WRITTEN REQUEST >> Reproduce the listing word for word, leaving every picture behind.

**** EXCERPTED DATA ****

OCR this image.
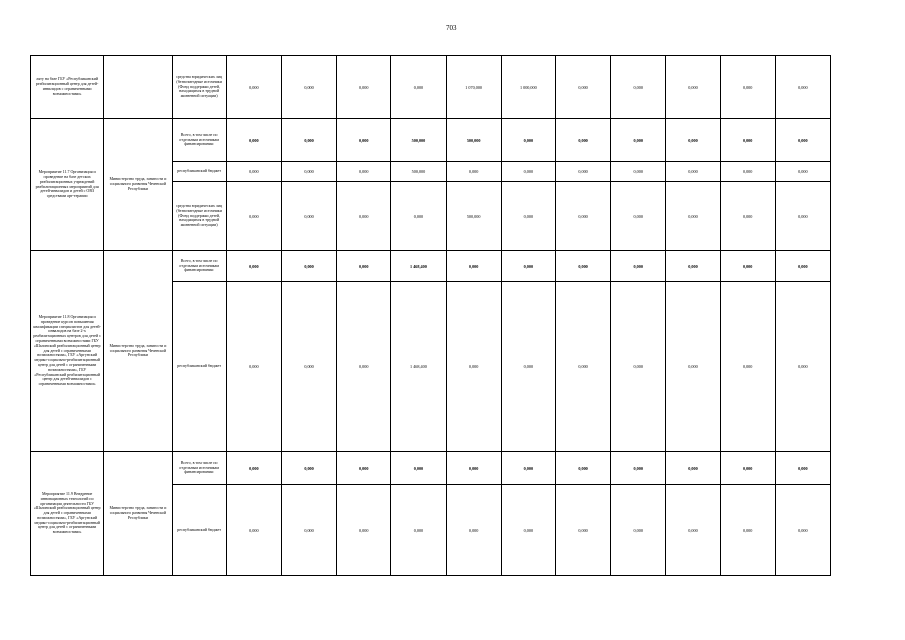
703
ляту на базе ГБУ «Республиканский реабилитационный центр для детей-инвалидов с ограниченными возможностями»		средства юридических лиц (безвозмездные источники (Фонд поддержки детей, находящихся в трудной жизненной ситуации)	0,000	0,000	0,000	0,000	1 070,000	1 000,000	0,000	0,000	0,000	0,000	0,000
Мероприятие 11.7 Организация и проведение на базе детских реабилитационных учреждений реабилитационных мероприятий для детей-инвалидов и детей с ОВЗ средствами арт-терапии	Министерство труда, занятости и социального развития Чеченской Республики	Всего, в том числе по отдельным источникам финансирования:	0,000	0,000	0,000	500,000	500,000	0,000	0,000	0,000	0,000	0,000	0,000
		республиканский бюджет	0,000	0,000	0,000	500,000	0,000	0,000	0,000	0,000	0,000	0,000	0,000
		средства юридических лиц (безвозмездные источники (Фонд поддержки детей, находящихся в трудной жизненной ситуации)	0,000	0,000	0,000	0,000	500,000	0,000	0,000	0,000	0,000	0,000	0,000
Мероприятие 11.8 Организация и проведение курсов повышения квалификации специалистов для детей-инвалидов на базе 2-х реабилитационных центров для детей с ограниченными возможностями ГБУ «Шалинский реабилитационный центр для детей с ограниченными возможностями», ГБУ «Аргунский медико-социально-реабилитационный центр для детей с ограниченными возможностями», ГБУ «Республиканский реабилитационный центр для детей-инвалидов с ограниченными возможностями»	Министерство труда, занятости и социального развития Чеченской Республики	Всего, в том числе по отдельным источникам финансирования:	0,000	0,000	0,000	1 468,400	0,000	0,000	0,000	0,000	0,000	0,000	0,000
		республиканский бюджет	0,000	0,000	0,000	1 468,400	0,000	0,000	0,000	0,000	0,000	0,000	0,000
Мероприятие 11.9 Внедрение инновационных технологий по организации деятельности ГБУ «Шалинский реабилитационный центр для детей с ограниченными возможностями», ГБУ «Аргунский медико-социально-реабилитационный центр для детей с ограниченными возможностями»	Министерство труда, занятости и социального развития Чеченской Республики	Всего, в том числе по отдельным источникам финансирования:	0,000	0,000	0,000	0,000	0,000	0,000	0,000	0,000	0,000	0,000	0,000
		республиканский бюджет	0,000	0,000	0,000	0,000	0,000	0,000	0,000	0,000	0,000	0,000	0,000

****

PROBLEM SOLUTION >>
OCR this image.
703
ляту на базе ГБУ «Республиканский реабилитационный центр для детей-инвалидов с ограниченными возможностями»		средства юридических лиц (безвозмездные источники (Фонд поддержки детей, находящихся в трудной жизненной ситуации)	0,000	0,000	0,000	0,000	1 070,000	1 000,000	0,000	0,000	0,000	0,000	0,000
Мероприятие 11.7 Организация и проведение на базе детских реабилитационных учреждений реабилитационных мероприятий для детей-инвалидов и детей с ОВЗ средствами арт-терапии	Министерство труда, занятости и социального развития Чеченской Республики	Всего, в том числе по отдельным источникам финансирования:	0,000	0,000	0,000	500,000	500,000	0,000	0,000	0,000	0,000	0,000	0,000
		республиканский бюджет	0,000	0,000	0,000	500,000	0,000	0,000	0,000	0,000	0,000	0,000	0,000
		средства юридических лиц (безвозмездные источники (Фонд поддержки детей, находящихся в трудной жизненной ситуации)	0,000	0,000	0,000	0,000	500,000	0,000	0,000	0,000	0,000	0,000	0,000
Мероприятие 11.8 Организация и проведение курсов повышения квалификации специалистов для детей-инвалидов на базе 2-х реабилитационных центров для детей с ограниченными возможностями ГБУ «Шалинский реабилитационный центр для детей с ограниченными возможностями», ГБУ «Аргунский медико-социально-реабилитационный центр для детей с ограниченными возможностями», ГБУ «Республиканский реабилитационный центр для детей-инвалидов с ограниченными возможностями»	Министерство труда, занятости и социального развития Чеченской Республики	Всего, в том числе по отдельным источникам финансирования:	0,000	0,000	0,000	1 468,400	0,000	0,000	0,000	0,000	0,000	0,000	0,000
		республиканский бюджет	0,000	0,000	0,000	1 468,400	0,000	0,000	0,000	0,000	0,000	0,000	0,000
Мероприятие 11.9 Внедрение инновационных технологий по организации деятельности ГБУ «Шалинский реабилитационный центр для детей с ограниченными возможностями», ГБУ «Аргунский медико-социально-реабилитационный центр для детей с ограниченными возможностями»	Министерство труда, занятости и социального развития Чеченской Республики	Всего, в том числе по отдельным источникам финансирования:	0,000	0,000	0,000	0,000	0,000	0,000	0,000	0,000	0,000	0,000	0,000
		республиканский бюджет	0,000	0,000	0,000	0,000	0,000	0,000	0,000	0,000	0,000	0,000	0,000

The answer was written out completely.